## WRITTEN EXERCISE
The entries below should be quoted exactly, with no pictures carried over.

Extracted data entries:
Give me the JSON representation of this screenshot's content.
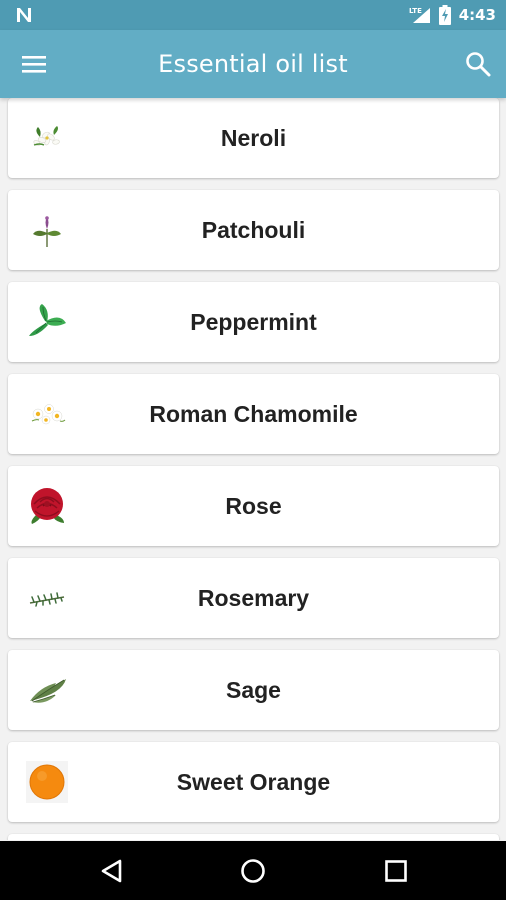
{
  "status_bar": {
    "time": "4:43",
    "network_label": "LTE",
    "icons": [
      "notification-n-icon",
      "lte-signal-icon",
      "battery-icon"
    ]
  },
  "app_bar": {
    "title": "Essential oil list",
    "menu_icon": "hamburger-menu-icon",
    "search_icon": "search-icon"
  },
  "oils": [
    {
      "name": "Neroli",
      "icon": "neroli-flower-icon"
    },
    {
      "name": "Patchouli",
      "icon": "patchouli-leaf-icon"
    },
    {
      "name": "Peppermint",
      "icon": "peppermint-leaf-icon"
    },
    {
      "name": "Roman Chamomile",
      "icon": "chamomile-flower-icon"
    },
    {
      "name": "Rose",
      "icon": "rose-flower-icon"
    },
    {
      "name": "Rosemary",
      "icon": "rosemary-sprig-icon"
    },
    {
      "name": "Sage",
      "icon": "sage-leaf-icon"
    },
    {
      "name": "Sweet Orange",
      "icon": "orange-fruit-icon"
    }
  ],
  "nav_bar": {
    "icons": [
      "back-triangle-icon",
      "home-circle-icon",
      "recents-square-icon"
    ]
  },
  "colors": {
    "status_bar": "#4f9bb3",
    "app_bar": "#62adc5",
    "background": "#f2f2f2"
  }
}
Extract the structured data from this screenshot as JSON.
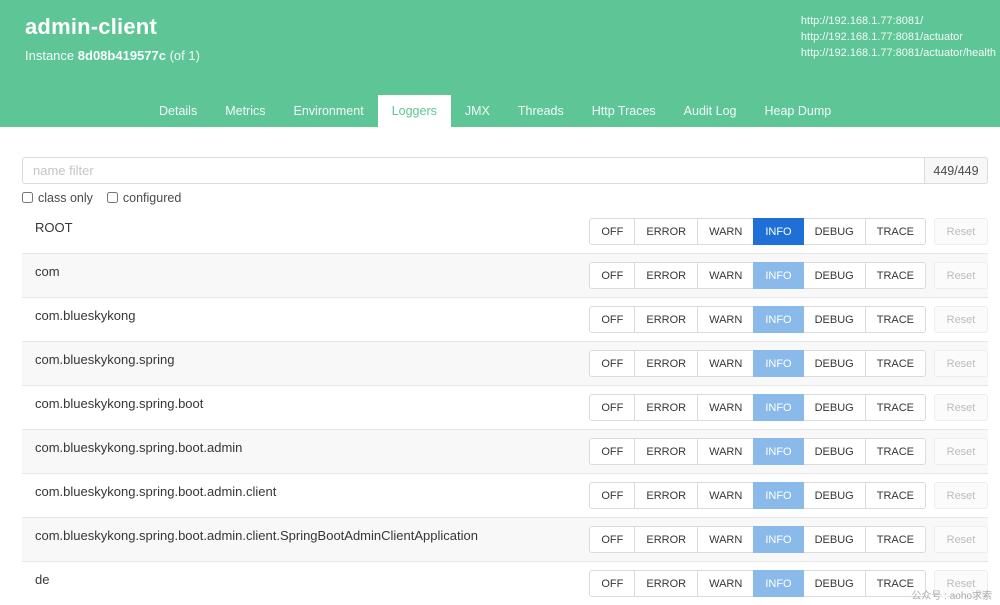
{
  "header": {
    "app_title": "admin-client",
    "instance_label": "Instance",
    "instance_id": "8d08b419577c",
    "instance_count": "(of 1)",
    "urls": [
      "http://192.168.1.77:8081/",
      "http://192.168.1.77:8081/actuator",
      "http://192.168.1.77:8081/actuator/health"
    ]
  },
  "tabs": [
    {
      "label": "Details",
      "active": false
    },
    {
      "label": "Metrics",
      "active": false
    },
    {
      "label": "Environment",
      "active": false
    },
    {
      "label": "Loggers",
      "active": true
    },
    {
      "label": "JMX",
      "active": false
    },
    {
      "label": "Threads",
      "active": false
    },
    {
      "label": "Http Traces",
      "active": false
    },
    {
      "label": "Audit Log",
      "active": false
    },
    {
      "label": "Heap Dump",
      "active": false
    }
  ],
  "filter": {
    "placeholder": "name filter",
    "counter": "449/449"
  },
  "checkboxes": [
    {
      "label": "class only",
      "checked": false
    },
    {
      "label": "configured",
      "checked": false
    }
  ],
  "levels": [
    "OFF",
    "ERROR",
    "WARN",
    "INFO",
    "DEBUG",
    "TRACE"
  ],
  "reset_label": "Reset",
  "loggers": [
    {
      "name": "ROOT",
      "level": "INFO",
      "configured": true
    },
    {
      "name": "com",
      "level": "INFO",
      "configured": false
    },
    {
      "name": "com.blueskykong",
      "level": "INFO",
      "configured": false
    },
    {
      "name": "com.blueskykong.spring",
      "level": "INFO",
      "configured": false
    },
    {
      "name": "com.blueskykong.spring.boot",
      "level": "INFO",
      "configured": false
    },
    {
      "name": "com.blueskykong.spring.boot.admin",
      "level": "INFO",
      "configured": false
    },
    {
      "name": "com.blueskykong.spring.boot.admin.client",
      "level": "INFO",
      "configured": false
    },
    {
      "name": "com.blueskykong.spring.boot.admin.client.SpringBootAdminClientApplication",
      "level": "INFO",
      "configured": false
    },
    {
      "name": "de",
      "level": "INFO",
      "configured": false
    }
  ],
  "watermark": "公众号 : aoho求索",
  "colors": {
    "header_green": "#5dc596",
    "configured_level": "#1e70d6",
    "inherited_level": "#8abae9"
  }
}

## COMPLETED TASK
Give me the JSON representation of this screenshot's content.
{
  "status_bar": {
    "time": "4:43",
    "network_label": "LTE",
    "icons": [
      "notification-n-icon",
      "lte-signal-icon",
      "battery-icon"
    ]
  },
  "app_bar": {
    "title": "Essential oil list",
    "menu_icon": "hamburger-menu-icon",
    "search_icon": "search-icon"
  },
  "oils": [
    {
      "name": "Neroli",
      "icon": "neroli-flower-icon"
    },
    {
      "name": "Patchouli",
      "icon": "patchouli-leaf-icon"
    },
    {
      "name": "Peppermint",
      "icon": "peppermint-leaf-icon"
    },
    {
      "name": "Roman Chamomile",
      "icon": "chamomile-flower-icon"
    },
    {
      "name": "Rose",
      "icon": "rose-flower-icon"
    },
    {
      "name": "Rosemary",
      "icon": "rosemary-sprig-icon"
    },
    {
      "name": "Sage",
      "icon": "sage-leaf-icon"
    },
    {
      "name": "Sweet Orange",
      "icon": "orange-fruit-icon"
    }
  ],
  "nav_bar": {
    "icons": [
      "back-triangle-icon",
      "home-circle-icon",
      "recents-square-icon"
    ]
  },
  "colors": {
    "status_bar": "#4f9bb3",
    "app_bar": "#62adc5",
    "background": "#f2f2f2"
  }
}
Extract the structured data from this screenshot as JSON.
{
  "header": {
    "app_title": "admin-client",
    "instance_label": "Instance",
    "instance_id": "8d08b419577c",
    "instance_count": "(of 1)",
    "urls": [
      "http://192.168.1.77:8081/",
      "http://192.168.1.77:8081/actuator",
      "http://192.168.1.77:8081/actuator/health"
    ]
  },
  "tabs": [
    {
      "label": "Details",
      "active": false
    },
    {
      "label": "Metrics",
      "active": false
    },
    {
      "label": "Environment",
      "active": false
    },
    {
      "label": "Loggers",
      "active": true
    },
    {
      "label": "JMX",
      "active": false
    },
    {
      "label": "Threads",
      "active": false
    },
    {
      "label": "Http Traces",
      "active": false
    },
    {
      "label": "Audit Log",
      "active": false
    },
    {
      "label": "Heap Dump",
      "active": false
    }
  ],
  "filter": {
    "placeholder": "name filter",
    "counter": "449/449"
  },
  "checkboxes": [
    {
      "label": "class only",
      "checked": false
    },
    {
      "label": "configured",
      "checked": false
    }
  ],
  "levels": [
    "OFF",
    "ERROR",
    "WARN",
    "INFO",
    "DEBUG",
    "TRACE"
  ],
  "reset_label": "Reset",
  "loggers": [
    {
      "name": "ROOT",
      "level": "INFO",
      "configured": true
    },
    {
      "name": "com",
      "level": "INFO",
      "configured": false
    },
    {
      "name": "com.blueskykong",
      "level": "INFO",
      "configured": false
    },
    {
      "name": "com.blueskykong.spring",
      "level": "INFO",
      "configured": false
    },
    {
      "name": "com.blueskykong.spring.boot",
      "level": "INFO",
      "configured": false
    },
    {
      "name": "com.blueskykong.spring.boot.admin",
      "level": "INFO",
      "configured": false
    },
    {
      "name": "com.blueskykong.spring.boot.admin.client",
      "level": "INFO",
      "configured": false
    },
    {
      "name": "com.blueskykong.spring.boot.admin.client.SpringBootAdminClientApplication",
      "level": "INFO",
      "configured": false
    },
    {
      "name": "de",
      "level": "INFO",
      "configured": false
    }
  ],
  "watermark": "公众号 : aoho求索",
  "colors": {
    "header_green": "#5dc596",
    "configured_level": "#1e70d6",
    "inherited_level": "#8abae9"
  }
}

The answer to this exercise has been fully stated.